- _The task_
Wherever the string "panel" shows up in the data below, copy the whole line.

- _Records_

====================

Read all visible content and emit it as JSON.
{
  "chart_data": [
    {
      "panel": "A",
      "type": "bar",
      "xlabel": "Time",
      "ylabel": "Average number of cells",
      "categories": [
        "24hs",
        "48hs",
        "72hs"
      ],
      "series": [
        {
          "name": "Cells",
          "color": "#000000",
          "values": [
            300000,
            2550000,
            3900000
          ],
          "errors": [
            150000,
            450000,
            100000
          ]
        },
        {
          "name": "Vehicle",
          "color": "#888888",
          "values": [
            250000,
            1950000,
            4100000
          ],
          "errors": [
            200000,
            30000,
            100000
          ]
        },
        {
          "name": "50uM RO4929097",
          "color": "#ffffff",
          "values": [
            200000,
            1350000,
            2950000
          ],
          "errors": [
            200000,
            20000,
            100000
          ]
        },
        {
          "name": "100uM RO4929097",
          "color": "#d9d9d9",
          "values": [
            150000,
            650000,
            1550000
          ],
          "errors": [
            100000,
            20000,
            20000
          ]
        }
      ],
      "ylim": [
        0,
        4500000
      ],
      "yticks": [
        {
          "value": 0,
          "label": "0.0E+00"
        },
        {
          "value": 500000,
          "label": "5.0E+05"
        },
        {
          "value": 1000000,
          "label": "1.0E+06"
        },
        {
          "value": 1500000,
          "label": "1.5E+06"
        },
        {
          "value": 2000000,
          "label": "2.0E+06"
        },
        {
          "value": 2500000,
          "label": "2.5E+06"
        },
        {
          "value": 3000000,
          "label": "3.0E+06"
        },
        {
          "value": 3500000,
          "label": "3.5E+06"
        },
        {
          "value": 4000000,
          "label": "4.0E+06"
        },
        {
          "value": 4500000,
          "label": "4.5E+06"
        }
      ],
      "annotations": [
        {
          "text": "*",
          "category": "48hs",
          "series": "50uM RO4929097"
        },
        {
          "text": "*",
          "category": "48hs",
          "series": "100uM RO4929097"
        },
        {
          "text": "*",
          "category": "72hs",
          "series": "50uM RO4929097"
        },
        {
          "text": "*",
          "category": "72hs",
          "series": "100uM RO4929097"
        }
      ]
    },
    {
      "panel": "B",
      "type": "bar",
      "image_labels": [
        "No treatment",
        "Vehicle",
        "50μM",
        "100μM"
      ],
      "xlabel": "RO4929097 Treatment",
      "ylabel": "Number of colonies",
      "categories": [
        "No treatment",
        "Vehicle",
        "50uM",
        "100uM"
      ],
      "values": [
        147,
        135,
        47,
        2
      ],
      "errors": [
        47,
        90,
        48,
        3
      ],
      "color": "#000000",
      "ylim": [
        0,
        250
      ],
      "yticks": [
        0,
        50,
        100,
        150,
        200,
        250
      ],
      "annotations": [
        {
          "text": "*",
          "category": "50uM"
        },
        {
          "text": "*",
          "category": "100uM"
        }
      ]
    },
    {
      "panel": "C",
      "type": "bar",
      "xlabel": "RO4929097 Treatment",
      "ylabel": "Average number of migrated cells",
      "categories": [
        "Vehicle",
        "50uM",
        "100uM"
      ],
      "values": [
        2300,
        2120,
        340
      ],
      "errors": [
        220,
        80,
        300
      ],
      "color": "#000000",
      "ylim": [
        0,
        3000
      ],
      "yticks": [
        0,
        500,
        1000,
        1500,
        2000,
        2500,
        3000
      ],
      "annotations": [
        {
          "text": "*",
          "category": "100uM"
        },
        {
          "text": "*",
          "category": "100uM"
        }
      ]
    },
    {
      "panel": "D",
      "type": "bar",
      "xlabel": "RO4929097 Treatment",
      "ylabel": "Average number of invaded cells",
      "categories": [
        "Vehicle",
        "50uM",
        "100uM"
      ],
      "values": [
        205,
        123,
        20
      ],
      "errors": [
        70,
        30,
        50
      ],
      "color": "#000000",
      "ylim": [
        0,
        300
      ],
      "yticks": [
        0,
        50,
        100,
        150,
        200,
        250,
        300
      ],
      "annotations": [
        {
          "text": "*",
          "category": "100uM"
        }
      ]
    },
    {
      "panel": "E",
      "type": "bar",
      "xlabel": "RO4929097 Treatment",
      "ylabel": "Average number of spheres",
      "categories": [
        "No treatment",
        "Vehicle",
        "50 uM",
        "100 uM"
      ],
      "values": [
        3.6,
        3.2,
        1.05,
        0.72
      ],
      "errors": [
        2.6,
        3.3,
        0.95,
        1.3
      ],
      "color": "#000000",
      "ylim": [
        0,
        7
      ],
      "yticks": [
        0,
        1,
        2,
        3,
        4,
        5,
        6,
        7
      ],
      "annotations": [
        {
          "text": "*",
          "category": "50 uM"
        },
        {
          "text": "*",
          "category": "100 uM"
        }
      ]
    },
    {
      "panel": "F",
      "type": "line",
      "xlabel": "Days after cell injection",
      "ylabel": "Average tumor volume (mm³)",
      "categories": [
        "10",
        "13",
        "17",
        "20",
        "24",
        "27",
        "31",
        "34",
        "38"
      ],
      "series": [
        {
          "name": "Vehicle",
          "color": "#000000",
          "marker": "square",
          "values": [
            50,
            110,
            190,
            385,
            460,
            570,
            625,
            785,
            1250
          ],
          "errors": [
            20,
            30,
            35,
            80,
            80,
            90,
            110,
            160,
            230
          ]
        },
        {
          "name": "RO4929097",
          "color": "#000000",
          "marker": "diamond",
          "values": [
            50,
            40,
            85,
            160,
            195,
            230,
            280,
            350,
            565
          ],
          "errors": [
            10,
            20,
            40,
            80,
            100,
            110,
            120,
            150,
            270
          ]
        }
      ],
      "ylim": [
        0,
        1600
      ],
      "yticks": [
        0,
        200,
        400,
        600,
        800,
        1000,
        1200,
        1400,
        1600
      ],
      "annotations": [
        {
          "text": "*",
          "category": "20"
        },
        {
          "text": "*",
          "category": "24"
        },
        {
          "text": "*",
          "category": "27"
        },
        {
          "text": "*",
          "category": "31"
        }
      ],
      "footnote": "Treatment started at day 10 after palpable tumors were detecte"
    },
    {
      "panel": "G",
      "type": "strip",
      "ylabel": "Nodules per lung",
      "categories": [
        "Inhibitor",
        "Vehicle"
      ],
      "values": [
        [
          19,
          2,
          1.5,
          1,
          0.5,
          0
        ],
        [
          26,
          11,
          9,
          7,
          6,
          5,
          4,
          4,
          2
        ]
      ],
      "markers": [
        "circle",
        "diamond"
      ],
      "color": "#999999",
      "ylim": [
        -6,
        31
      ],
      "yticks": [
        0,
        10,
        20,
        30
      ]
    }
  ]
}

====================

- _Reply to the exercise_
      "panel": "A",
      "panel": "B",
      "panel": "C",
      "panel": "D",
      "panel": "E",
      "panel": "F",
      "panel": "G",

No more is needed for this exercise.